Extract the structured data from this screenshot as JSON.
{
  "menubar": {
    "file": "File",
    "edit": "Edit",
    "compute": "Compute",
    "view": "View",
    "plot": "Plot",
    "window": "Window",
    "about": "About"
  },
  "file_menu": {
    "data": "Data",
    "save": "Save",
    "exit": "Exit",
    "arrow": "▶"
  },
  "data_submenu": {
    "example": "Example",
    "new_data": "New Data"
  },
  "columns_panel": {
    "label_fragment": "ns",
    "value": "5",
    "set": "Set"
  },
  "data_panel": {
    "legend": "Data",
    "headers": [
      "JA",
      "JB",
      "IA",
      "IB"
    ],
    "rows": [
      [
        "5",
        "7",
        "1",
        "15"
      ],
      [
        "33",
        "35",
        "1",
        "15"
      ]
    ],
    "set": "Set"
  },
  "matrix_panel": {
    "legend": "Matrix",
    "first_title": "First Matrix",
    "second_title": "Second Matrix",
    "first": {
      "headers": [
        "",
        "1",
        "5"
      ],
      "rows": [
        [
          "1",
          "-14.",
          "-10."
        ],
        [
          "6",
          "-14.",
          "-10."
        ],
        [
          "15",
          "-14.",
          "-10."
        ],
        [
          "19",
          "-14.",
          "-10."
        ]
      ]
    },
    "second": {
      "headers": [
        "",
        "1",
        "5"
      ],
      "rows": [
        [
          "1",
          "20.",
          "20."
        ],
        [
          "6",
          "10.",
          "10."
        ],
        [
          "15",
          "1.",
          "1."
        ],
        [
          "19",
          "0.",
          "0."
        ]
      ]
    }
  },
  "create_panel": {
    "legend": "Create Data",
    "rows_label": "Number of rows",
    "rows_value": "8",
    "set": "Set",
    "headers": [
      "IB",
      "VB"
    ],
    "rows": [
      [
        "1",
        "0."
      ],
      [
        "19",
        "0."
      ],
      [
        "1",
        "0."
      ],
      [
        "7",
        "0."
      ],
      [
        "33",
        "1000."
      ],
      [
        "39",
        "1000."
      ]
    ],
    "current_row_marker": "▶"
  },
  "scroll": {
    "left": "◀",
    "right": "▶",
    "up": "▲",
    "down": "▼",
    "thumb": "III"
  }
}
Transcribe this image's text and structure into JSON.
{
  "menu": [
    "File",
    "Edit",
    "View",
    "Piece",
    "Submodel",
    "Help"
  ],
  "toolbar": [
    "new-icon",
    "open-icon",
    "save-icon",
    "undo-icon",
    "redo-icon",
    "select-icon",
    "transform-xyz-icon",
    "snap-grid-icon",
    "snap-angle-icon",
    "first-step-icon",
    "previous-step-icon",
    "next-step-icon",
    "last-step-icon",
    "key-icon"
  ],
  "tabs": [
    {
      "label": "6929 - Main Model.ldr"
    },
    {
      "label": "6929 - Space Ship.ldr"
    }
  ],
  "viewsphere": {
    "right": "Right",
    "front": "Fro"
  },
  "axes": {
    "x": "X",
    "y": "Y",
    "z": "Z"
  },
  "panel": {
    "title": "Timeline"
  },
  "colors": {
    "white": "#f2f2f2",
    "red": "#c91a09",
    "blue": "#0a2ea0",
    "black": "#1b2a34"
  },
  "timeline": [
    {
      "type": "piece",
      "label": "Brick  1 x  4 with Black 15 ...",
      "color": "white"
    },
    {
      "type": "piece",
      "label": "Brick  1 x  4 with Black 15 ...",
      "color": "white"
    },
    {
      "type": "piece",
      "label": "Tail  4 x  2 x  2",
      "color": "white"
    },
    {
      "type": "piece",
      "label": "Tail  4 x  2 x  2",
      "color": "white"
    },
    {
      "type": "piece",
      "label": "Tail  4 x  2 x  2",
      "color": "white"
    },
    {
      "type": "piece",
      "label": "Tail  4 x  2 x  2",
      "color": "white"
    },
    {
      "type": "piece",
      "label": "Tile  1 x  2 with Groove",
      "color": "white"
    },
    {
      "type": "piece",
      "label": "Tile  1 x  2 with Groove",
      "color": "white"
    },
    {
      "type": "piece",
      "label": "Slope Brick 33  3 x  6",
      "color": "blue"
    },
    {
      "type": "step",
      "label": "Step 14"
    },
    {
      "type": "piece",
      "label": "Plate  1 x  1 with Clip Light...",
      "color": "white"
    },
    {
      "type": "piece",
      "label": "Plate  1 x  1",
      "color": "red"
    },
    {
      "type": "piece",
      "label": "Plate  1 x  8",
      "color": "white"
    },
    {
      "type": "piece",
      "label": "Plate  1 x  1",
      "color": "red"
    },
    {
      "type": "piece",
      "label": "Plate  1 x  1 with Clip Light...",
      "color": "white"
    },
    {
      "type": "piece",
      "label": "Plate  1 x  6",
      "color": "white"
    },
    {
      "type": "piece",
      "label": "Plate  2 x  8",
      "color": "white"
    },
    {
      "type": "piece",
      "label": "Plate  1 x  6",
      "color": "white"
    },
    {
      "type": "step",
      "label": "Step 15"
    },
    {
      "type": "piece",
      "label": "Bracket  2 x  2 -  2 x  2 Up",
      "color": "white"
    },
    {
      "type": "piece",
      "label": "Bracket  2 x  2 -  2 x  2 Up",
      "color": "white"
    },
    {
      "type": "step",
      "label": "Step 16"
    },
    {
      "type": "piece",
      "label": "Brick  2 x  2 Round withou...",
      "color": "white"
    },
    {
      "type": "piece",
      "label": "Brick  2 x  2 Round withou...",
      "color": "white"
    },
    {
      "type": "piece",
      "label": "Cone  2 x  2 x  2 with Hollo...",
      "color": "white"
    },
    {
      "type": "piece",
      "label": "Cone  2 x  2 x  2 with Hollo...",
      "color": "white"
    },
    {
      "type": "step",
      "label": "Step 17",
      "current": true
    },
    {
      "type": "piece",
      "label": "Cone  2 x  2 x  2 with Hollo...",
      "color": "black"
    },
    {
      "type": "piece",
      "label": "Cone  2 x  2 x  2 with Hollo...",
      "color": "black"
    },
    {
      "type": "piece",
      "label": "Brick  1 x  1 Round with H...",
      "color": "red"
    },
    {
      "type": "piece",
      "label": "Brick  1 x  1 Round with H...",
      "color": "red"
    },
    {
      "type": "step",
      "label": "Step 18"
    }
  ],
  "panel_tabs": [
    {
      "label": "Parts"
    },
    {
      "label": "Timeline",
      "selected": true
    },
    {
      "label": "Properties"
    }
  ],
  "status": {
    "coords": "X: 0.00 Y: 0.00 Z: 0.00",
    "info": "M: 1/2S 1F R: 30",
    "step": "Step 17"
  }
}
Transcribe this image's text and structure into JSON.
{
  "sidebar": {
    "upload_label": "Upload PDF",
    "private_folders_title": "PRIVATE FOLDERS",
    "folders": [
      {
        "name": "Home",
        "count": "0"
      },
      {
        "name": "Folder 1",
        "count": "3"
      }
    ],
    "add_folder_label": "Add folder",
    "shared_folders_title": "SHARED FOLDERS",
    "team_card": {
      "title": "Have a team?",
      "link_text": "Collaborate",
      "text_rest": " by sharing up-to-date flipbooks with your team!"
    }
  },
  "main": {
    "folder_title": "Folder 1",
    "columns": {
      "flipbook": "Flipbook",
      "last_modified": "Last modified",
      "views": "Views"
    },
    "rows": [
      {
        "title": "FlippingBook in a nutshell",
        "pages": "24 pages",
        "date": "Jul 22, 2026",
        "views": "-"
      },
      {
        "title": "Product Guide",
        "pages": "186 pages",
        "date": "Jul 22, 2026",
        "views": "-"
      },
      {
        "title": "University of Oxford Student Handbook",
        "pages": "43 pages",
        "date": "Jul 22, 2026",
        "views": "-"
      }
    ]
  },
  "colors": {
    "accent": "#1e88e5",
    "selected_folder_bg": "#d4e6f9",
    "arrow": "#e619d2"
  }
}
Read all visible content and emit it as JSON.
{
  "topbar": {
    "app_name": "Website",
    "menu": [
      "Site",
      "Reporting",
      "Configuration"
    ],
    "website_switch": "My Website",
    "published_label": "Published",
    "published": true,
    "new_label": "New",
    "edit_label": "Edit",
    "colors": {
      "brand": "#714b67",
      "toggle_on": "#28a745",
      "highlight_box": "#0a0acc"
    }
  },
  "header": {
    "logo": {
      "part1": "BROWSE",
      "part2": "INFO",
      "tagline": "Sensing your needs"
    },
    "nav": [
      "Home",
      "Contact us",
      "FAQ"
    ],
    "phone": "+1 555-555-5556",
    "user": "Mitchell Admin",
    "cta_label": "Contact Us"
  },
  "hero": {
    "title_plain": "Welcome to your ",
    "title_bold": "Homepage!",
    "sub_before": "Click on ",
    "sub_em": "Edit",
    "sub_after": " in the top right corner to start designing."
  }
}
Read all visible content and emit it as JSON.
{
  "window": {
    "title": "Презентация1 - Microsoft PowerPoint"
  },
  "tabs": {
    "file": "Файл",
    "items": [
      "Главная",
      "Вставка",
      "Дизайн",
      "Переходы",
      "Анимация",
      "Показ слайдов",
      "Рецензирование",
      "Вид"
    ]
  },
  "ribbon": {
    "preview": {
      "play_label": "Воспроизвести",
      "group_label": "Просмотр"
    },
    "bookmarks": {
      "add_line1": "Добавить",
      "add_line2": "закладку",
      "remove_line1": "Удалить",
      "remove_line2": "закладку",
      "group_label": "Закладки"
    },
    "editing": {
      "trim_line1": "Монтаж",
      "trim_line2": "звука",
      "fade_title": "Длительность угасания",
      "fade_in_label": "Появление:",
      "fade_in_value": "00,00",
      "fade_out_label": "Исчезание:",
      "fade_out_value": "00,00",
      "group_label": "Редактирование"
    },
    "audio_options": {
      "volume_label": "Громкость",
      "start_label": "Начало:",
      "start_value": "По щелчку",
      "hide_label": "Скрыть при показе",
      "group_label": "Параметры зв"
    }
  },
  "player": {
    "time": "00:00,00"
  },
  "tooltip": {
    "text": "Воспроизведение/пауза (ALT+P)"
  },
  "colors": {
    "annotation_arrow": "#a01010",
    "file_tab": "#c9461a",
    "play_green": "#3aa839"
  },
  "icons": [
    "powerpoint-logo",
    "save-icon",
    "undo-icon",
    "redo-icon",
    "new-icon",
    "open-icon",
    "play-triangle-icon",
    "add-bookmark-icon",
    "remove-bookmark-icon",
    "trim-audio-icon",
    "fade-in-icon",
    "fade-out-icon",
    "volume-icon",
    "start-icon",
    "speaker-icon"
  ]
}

—————

> To be done: All lines above containing the string "Website" are to be collected.

> Solution:
    "app_name": "Website",
    "website_switch": "My Website",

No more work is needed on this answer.